══ Supplied data

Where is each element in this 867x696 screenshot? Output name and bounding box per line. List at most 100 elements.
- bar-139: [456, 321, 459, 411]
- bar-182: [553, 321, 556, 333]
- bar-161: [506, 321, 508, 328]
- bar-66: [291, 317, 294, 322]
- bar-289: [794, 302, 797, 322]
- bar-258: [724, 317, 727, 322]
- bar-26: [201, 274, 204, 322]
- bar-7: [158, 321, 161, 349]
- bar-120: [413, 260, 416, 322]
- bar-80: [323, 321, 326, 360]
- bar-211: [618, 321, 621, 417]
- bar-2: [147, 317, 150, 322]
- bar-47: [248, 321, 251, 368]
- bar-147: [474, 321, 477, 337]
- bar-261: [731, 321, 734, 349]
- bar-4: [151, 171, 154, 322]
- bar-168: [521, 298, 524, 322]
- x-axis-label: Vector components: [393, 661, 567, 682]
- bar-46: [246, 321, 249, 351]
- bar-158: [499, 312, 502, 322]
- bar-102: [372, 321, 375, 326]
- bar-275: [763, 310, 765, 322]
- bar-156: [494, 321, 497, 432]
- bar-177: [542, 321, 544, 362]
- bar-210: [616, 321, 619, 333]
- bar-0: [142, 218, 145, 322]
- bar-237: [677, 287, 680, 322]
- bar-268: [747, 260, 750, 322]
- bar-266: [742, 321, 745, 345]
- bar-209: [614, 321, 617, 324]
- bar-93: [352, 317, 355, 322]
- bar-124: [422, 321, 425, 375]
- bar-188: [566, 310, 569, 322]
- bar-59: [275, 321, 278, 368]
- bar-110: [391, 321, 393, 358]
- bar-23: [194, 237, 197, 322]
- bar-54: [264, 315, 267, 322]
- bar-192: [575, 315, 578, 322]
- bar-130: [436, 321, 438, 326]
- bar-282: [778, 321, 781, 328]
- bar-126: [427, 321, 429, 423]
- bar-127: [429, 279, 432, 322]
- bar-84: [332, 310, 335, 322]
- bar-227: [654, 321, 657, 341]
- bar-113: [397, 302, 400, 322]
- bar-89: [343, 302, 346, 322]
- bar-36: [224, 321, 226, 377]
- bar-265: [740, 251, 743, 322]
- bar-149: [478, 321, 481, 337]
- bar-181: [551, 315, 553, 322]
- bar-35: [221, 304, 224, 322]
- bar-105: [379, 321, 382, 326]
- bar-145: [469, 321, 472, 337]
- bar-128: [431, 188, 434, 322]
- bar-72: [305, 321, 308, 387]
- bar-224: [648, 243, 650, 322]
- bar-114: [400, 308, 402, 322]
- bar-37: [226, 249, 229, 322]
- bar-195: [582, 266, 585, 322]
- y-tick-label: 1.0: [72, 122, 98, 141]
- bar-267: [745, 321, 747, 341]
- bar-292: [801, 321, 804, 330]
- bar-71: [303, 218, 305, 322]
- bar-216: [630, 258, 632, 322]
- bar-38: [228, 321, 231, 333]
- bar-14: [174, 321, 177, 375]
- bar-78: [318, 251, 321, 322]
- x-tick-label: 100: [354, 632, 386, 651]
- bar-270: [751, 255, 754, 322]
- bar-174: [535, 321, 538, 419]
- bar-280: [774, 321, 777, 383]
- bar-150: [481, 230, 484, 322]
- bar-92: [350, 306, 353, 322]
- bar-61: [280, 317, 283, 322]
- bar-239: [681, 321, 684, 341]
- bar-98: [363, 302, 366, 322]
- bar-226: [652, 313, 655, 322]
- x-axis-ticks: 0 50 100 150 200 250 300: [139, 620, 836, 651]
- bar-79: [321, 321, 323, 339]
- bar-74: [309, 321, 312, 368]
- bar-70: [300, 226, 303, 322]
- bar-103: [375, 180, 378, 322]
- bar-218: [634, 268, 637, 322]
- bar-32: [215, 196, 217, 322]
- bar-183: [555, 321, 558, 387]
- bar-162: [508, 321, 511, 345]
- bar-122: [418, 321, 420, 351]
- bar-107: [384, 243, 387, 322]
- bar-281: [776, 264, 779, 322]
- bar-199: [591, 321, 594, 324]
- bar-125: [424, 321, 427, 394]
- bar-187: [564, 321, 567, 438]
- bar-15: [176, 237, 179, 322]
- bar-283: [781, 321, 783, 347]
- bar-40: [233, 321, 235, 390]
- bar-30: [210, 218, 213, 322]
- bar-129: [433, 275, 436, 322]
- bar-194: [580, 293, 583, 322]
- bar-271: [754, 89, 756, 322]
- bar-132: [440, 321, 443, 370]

════

Task objective
Format every line of the records above as a JSON list of strings, one string per line, and leave out any blank lines.

Answer to this exercise
[
  "Where is each element in this 867x696 screenshot? Output name and bounding box per line. List at most 100 elements.",
  "- bar-139: [456, 321, 459, 411]",
  "- bar-182: [553, 321, 556, 333]",
  "- bar-161: [506, 321, 508, 328]",
  "- bar-66: [291, 317, 294, 322]",
  "- bar-289: [794, 302, 797, 322]",
  "- bar-258: [724, 317, 727, 322]",
  "- bar-26: [201, 274, 204, 322]",
  "- bar-7: [158, 321, 161, 349]",
  "- bar-120: [413, 260, 416, 322]",
  "- bar-80: [323, 321, 326, 360]",
  "- bar-211: [618, 321, 621, 417]",
  "- bar-2: [147, 317, 150, 322]",
  "- bar-47: [248, 321, 251, 368]",
  "- bar-147: [474, 321, 477, 337]",
  "- bar-261: [731, 321, 734, 349]",
  "- bar-4: [151, 171, 154, 322]",
  "- bar-168: [521, 298, 524, 322]",
  "- x-axis-label: Vector components: [393, 661, 567, 682]",
  "- bar-46: [246, 321, 249, 351]",
  "- bar-158: [499, 312, 502, 322]",
  "- bar-102: [372, 321, 375, 326]",
  "- bar-275: [763, 310, 765, 322]",
  "- bar-156: [494, 321, 497, 432]",
  "- bar-177: [542, 321, 544, 362]",
  "- bar-210: [616, 321, 619, 333]",
  "- bar-0: [142, 218, 145, 322]",
  "- bar-237: [677, 287, 680, 322]",
  "- bar-268: [747, 260, 750, 322]",
  "- bar-266: [742, 321, 745, 345]",
  "- bar-209: [614, 321, 617, 324]",
  "- bar-93: [352, 317, 355, 322]",
  "- bar-124: [422, 321, 425, 375]",
  "- bar-188: [566, 310, 569, 322]",
  "- bar-59: [275, 321, 278, 368]",
  "- bar-110: [391, 321, 393, 358]",
  "- bar-23: [194, 237, 197, 322]",
  "- bar-54: [264, 315, 267, 322]",
  "- bar-192: [575, 315, 578, 322]",
  "- bar-130: [436, 321, 438, 326]",
  "- bar-282: [778, 321, 781, 328]",
  "- bar-126: [427, 321, 429, 423]",
  "- bar-127: [429, 279, 432, 322]",
  "- bar-84: [332, 310, 335, 322]",
  "- bar-227: [654, 321, 657, 341]",
  "- bar-113: [397, 302, 400, 322]",
  "- bar-89: [343, 302, 346, 322]",
  "- bar-36: [224, 321, 226, 377]",
  "- bar-265: [740, 251, 743, 322]",
  "- bar-149: [478, 321, 481, 337]",
  "- bar-181: [551, 315, 553, 322]",
  "- bar-35: [221, 304, 224, 322]",
  "- bar-105: [379, 321, 382, 326]",
  "- bar-145: [469, 321, 472, 337]",
  "- bar-128: [431, 188, 434, 322]",
  "- bar-72: [305, 321, 308, 387]",
  "- bar-224: [648, 243, 650, 322]",
  "- bar-114: [400, 308, 402, 322]",
  "- bar-37: [226, 249, 229, 322]",
  "- bar-195: [582, 266, 585, 322]",
  "- y-tick-label: 1.0: [72, 122, 98, 141]",
  "- bar-267: [745, 321, 747, 341]",
  "- bar-292: [801, 321, 804, 330]",
  "- bar-71: [303, 218, 305, 322]",
  "- bar-216: [630, 258, 632, 322]",
  "- bar-38: [228, 321, 231, 333]",
  "- bar-14: [174, 321, 177, 375]",
  "- bar-78: [318, 251, 321, 322]",
  "- x-tick-label: 100: [354, 632, 386, 651]",
  "- bar-270: [751, 255, 754, 322]",
  "- bar-174: [535, 321, 538, 419]",
  "- bar-280: [774, 321, 777, 383]",
  "- bar-150: [481, 230, 484, 322]",
  "- bar-92: [350, 306, 353, 322]",
  "- bar-61: [280, 317, 283, 322]",
  "- bar-239: [681, 321, 684, 341]",
  "- bar-98: [363, 302, 366, 322]",
  "- bar-226: [652, 313, 655, 322]",
  "- x-axis-ticks: 0 50 100 150 200 250 300: [139, 620, 836, 651]",
  "- bar-79: [321, 321, 323, 339]",
  "- bar-74: [309, 321, 312, 368]",
  "- bar-70: [300, 226, 303, 322]",
  "- bar-103: [375, 180, 378, 322]",
  "- bar-218: [634, 268, 637, 322]",
  "- bar-32: [215, 196, 217, 322]",
  "- bar-183: [555, 321, 558, 387]",
  "- bar-162: [508, 321, 511, 345]",
  "- bar-122: [418, 321, 420, 351]",
  "- bar-107: [384, 243, 387, 322]",
  "- bar-281: [776, 264, 779, 322]",
  "- bar-199: [591, 321, 594, 324]",
  "- bar-125: [424, 321, 427, 394]",
  "- bar-187: [564, 321, 567, 438]",
  "- bar-15: [176, 237, 179, 322]",
  "- bar-283: [781, 321, 783, 347]",
  "- bar-40: [233, 321, 235, 390]",
  "- bar-30: [210, 218, 213, 322]",
  "- bar-129: [433, 275, 436, 322]",
  "- bar-194: [580, 293, 583, 322]",
  "- bar-271: [754, 89, 756, 322]",
  "- bar-132: [440, 321, 443, 370]"
]